* Problem statement
Seek out every line containing the word "have", and copy each.

====== Provided entries ======

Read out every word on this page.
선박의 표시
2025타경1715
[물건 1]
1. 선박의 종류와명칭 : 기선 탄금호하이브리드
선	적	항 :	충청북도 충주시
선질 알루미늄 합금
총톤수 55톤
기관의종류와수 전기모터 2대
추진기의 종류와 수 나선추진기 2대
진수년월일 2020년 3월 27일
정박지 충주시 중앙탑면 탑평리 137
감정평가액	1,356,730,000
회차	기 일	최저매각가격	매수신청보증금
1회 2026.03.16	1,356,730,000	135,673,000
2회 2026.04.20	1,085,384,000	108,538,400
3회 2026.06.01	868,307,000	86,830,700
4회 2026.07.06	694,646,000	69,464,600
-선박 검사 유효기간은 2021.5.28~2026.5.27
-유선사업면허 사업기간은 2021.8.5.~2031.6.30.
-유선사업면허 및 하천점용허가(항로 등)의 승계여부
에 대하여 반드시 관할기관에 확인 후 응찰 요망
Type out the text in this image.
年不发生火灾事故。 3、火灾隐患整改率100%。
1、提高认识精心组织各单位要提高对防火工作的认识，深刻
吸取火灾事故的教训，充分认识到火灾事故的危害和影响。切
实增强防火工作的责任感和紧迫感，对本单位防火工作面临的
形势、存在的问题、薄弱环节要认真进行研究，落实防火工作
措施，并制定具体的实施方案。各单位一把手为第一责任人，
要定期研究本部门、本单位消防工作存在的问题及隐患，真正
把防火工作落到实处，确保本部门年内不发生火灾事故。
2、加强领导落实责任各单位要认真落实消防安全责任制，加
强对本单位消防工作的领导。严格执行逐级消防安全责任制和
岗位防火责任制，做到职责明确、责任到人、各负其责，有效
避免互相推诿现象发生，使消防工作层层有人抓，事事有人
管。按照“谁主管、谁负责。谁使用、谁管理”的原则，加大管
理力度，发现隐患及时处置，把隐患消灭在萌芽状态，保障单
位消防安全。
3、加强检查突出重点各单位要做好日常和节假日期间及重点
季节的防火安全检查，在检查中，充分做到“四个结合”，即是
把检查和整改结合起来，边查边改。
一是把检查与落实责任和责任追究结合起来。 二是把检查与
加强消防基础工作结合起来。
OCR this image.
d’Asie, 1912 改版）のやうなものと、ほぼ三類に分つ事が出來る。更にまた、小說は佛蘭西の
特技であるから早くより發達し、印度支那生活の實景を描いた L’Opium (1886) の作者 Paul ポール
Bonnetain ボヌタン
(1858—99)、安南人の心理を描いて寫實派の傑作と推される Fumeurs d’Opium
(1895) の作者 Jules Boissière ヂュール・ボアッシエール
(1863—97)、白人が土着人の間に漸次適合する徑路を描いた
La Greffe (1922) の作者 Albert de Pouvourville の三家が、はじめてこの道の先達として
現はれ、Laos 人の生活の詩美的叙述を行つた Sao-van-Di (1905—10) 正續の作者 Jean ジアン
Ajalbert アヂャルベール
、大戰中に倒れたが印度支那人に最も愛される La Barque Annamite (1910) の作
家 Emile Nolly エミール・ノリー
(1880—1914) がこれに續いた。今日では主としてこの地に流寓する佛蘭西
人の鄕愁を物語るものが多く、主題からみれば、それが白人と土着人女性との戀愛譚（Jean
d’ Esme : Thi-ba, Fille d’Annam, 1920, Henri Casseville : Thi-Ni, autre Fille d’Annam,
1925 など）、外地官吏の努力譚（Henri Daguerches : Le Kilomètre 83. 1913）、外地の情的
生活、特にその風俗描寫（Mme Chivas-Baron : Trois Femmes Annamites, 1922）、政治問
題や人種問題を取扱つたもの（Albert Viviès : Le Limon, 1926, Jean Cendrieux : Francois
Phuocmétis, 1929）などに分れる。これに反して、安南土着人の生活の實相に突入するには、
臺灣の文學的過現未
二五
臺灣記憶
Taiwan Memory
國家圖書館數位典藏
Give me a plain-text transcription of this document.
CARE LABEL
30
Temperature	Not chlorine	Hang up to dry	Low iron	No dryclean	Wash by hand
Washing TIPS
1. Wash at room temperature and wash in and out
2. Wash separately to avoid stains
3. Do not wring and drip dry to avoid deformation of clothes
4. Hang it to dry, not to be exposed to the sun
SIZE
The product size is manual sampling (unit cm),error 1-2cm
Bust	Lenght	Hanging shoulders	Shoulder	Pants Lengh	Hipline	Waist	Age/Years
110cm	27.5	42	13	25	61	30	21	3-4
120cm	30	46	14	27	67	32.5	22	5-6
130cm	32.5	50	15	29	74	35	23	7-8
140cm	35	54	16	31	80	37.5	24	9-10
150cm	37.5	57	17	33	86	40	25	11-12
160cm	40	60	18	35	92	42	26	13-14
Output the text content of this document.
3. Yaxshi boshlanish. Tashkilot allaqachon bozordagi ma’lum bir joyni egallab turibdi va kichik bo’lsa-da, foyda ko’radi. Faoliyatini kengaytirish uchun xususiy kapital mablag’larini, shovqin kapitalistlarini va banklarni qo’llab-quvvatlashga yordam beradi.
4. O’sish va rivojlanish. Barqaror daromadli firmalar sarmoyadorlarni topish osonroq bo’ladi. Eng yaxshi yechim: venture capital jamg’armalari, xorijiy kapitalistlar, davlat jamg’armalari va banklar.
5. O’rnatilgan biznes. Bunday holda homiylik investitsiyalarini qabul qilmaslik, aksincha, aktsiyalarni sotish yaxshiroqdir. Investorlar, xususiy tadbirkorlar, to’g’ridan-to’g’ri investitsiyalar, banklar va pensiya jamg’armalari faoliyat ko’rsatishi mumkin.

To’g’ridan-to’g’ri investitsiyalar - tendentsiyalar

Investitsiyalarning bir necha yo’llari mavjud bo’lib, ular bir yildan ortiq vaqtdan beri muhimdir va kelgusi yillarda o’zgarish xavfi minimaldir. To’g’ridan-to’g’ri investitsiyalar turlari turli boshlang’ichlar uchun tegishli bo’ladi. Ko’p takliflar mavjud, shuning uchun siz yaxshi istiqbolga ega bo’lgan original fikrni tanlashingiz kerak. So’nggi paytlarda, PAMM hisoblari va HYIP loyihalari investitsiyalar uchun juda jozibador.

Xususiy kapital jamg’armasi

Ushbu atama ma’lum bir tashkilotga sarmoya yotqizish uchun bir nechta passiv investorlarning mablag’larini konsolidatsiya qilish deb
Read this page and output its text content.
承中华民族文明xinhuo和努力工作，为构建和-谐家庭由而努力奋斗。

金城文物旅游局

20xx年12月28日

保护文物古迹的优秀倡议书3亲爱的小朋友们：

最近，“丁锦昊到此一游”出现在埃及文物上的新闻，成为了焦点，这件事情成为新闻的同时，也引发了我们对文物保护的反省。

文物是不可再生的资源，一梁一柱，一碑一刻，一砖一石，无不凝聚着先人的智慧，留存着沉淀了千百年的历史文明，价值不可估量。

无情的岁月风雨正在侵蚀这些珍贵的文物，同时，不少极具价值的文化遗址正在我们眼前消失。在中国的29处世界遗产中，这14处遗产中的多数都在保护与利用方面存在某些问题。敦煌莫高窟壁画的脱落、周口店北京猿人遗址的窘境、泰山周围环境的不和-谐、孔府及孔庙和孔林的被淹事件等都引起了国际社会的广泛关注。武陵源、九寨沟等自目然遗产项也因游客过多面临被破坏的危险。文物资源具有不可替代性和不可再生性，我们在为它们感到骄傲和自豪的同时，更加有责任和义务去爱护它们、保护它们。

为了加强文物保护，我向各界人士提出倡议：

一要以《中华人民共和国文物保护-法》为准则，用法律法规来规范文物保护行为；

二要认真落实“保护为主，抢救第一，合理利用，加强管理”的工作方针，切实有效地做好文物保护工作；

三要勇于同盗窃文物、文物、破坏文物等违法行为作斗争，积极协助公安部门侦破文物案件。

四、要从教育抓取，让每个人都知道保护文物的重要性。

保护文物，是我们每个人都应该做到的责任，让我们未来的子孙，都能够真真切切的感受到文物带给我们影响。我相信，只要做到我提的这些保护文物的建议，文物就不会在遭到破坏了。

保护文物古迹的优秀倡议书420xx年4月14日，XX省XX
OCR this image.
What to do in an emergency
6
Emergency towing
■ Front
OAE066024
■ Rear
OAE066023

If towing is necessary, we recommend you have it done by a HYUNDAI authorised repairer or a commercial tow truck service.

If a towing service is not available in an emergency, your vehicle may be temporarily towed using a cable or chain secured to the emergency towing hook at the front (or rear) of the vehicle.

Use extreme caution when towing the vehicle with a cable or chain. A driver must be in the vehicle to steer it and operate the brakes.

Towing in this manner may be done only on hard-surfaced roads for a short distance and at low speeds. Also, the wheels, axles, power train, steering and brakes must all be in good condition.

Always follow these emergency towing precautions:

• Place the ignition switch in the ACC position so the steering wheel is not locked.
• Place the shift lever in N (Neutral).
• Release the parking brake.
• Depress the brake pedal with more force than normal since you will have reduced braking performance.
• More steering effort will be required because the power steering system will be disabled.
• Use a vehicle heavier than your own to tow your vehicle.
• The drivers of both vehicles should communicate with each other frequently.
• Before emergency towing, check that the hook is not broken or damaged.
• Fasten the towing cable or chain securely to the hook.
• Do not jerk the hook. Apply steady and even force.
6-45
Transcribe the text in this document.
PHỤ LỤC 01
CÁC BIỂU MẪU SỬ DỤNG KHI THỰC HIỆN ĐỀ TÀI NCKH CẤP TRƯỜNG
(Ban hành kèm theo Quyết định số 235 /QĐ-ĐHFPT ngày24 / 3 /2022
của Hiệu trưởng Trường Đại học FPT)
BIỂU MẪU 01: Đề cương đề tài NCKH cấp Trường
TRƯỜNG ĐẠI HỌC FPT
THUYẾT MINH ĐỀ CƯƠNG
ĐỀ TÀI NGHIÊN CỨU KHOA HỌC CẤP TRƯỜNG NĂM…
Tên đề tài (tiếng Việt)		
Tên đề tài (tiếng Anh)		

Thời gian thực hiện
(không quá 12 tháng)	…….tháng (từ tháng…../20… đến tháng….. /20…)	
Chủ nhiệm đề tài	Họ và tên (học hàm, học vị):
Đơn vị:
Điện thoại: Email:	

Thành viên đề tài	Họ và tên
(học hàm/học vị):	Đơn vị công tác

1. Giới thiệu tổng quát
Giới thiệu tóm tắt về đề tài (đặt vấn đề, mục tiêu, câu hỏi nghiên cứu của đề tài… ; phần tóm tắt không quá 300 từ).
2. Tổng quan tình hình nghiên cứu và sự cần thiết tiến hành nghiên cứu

======

* Expected output
If towing is necessary, we recommend you have it done by a HYUNDAI authorised repairer or a commercial tow truck service.
• Depress the brake pedal with more force than normal since you will have reduced braking performance.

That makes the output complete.